### Stated problem A
In the forum thread on Flink streaming SQL deduplication, how long must a key go unseen before the poster wants its state cleared?
### Stated problem B
Print the part of the Flink deduplication thread from "Instead of emitting" up to and including "reproduce the issue.".
### Stated problem C
Carry on the Flink deduplication thread from the point where it stops.

### Document passage

Re: deduplication with streaming sql

Posted by Henri Heiskanen <he...@gmail.com>.
Hi,

Thanks.

Doing this deduplication would be easy just by using vanilla flink api and
state (check if this is a new key and then emit), but the issue has been
automatic state cleanup. However, it looks like this streaming sql
retention time implementation uses the process function and timer. I was a
bit reluctant to use that because I was worried that the approach would be
overkill with our volumes, but maybe it will work just fine. Can you help
me a bit how to implement it efficiently?

Basically we get estimated of 20M of distinct rows/key and roughly 300
events per key during one day. What I would like to do is to clear the
state for specific key if I have not seen such key for last 12 hours. I
think its very close to example here:
https://ci.apache.org/projects/flink/flink-docs-release-1.4/dev/stream/operators/process_function.html.
Instead of emitting the data onTimer I would just clear the state. In the
example each tuple will invoke registerEventTimeTimer(). Is this the
correct pattern? E.g. in our case we could get hundreds of events with the
same key during few minutes, so would we then register hundreds of timer
instances?

Br,
Henkka

On Tue, Feb 6, 2018 at 3:45 PM, Fabian Hueske <fh...@apache.org> wrote:

> Hi Henri,
>
> thanks for reaching out and providing code and data to reproduce the issue.
>
> I think you are right, a "SELECT DISTINCT a, b, c FROM X"  should not
> result in a retraction stream.
>
> However, with the current implementation we internally need a retraction
> stream if a state retention time is configured.
> The reason lies in how state retention time is defined: the state
> retention time will remove the state for a key if it hasn't been seen for x
> time.
> This means that an operator resets a state clean-up timer of a key
> whenever a new record with that key is received. This is also true for
> retraction / insertion messages of the same record.
> If we implement the GroupBy that performs the DISTINCT as an operator that
> emits an append stream, all downstream operator won't see any updates
> because the GroupBy only emits the first and filters out all duplicates.
> Hence, downstream operators would perform a clean-up too early.
>
> I see that these are internals that users should not need to worry about,
> but right now there is no easy solution to this.

### Information supplied
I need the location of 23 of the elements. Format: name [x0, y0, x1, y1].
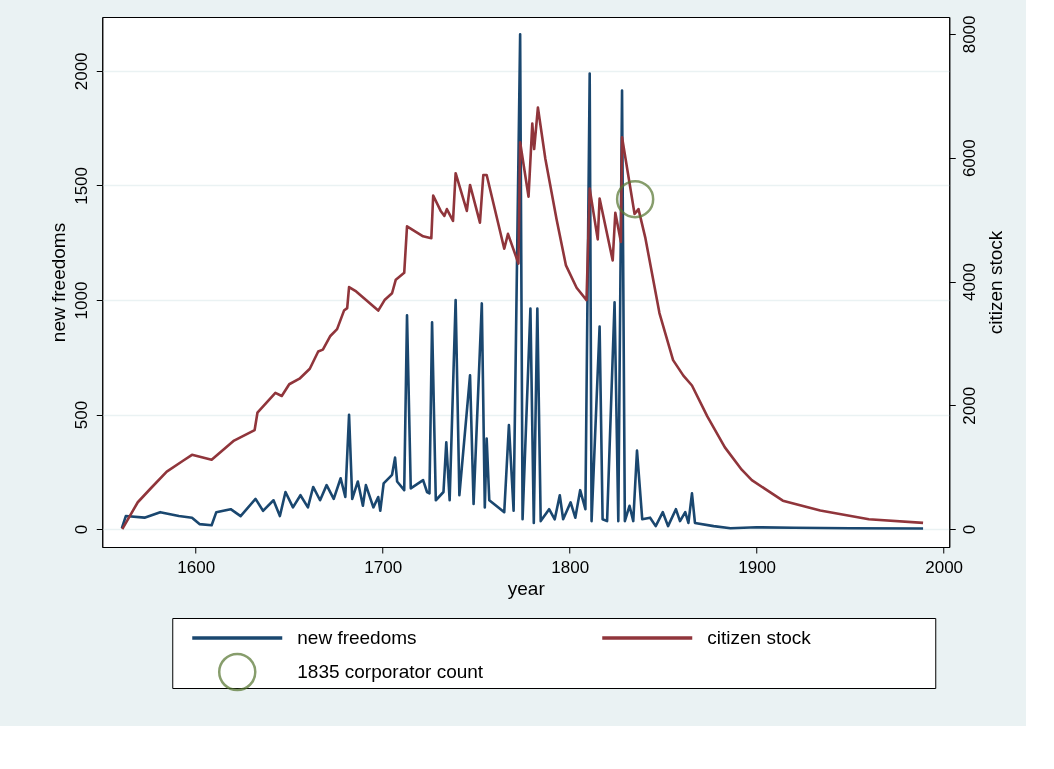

### Reply A
12 hours.

### Reply B
Instead of emitting the data onTimer I would just clear the state. In the
example each tuple will invoke registerEventTimeTimer(). Is this the
correct pattern? E.g. in our case we could get hundreds of events with the
same key during few minutes, so would we then register hundreds of timer
instances?

Br,
Henkka

On Tue, Feb 6, 2018 at 3:45 PM, Fabian Hueske <fh...@apache.org> wrote:

> Hi Henri,
>
> thanks for reaching out and providing code and data to reproduce the issue.

### Reply C
> Eventually, the clean-up timer reset should be differently implemented
> than using retraction and insert of the same record. However, this would be
> a more involved change and requires good planning.
>
> I'll file a JIRA for that.
>
> Thanks again for bringing the issue to our attention.
>
> Best, Fabian
>
>
> 2018-02-06 13:59 GMT+01:00 Timo Walther <tw...@apache.org>:
>
>> Hi Henri,
>>
>> I just noticed that I had a tiny mistake in my little test program. So
>> SELECT DISTINCT is officially supported. But the question if this is a
>> valid append stream is still up for discussion. I will loop in Fabian (in
>> CC).
>>
>> For the general behavior you can also look into the code and especially
>> the comments there [1].
>>
>> Regards,
>> Timo
>>
>> [1] https://github.com/apache/flink/blob/master/flink-libraries/
>> flink-table/src/main/scala/org/apache/flink/table/
>> runtime/aggregate/GroupAggProcessFunction.scala
>>
>>
>> Am 2/6/18 um 1:36 PM schrieb Timo Walther:
>>
>> Hi Henri,
>>
>> I try to answer your question:
>>
>> 1) You are right, SELECT DISTINCT should not need a retract stream.
>> Internally, this is translated into an aggregation without an aggregate
>> function call. So this definitely needs improvement.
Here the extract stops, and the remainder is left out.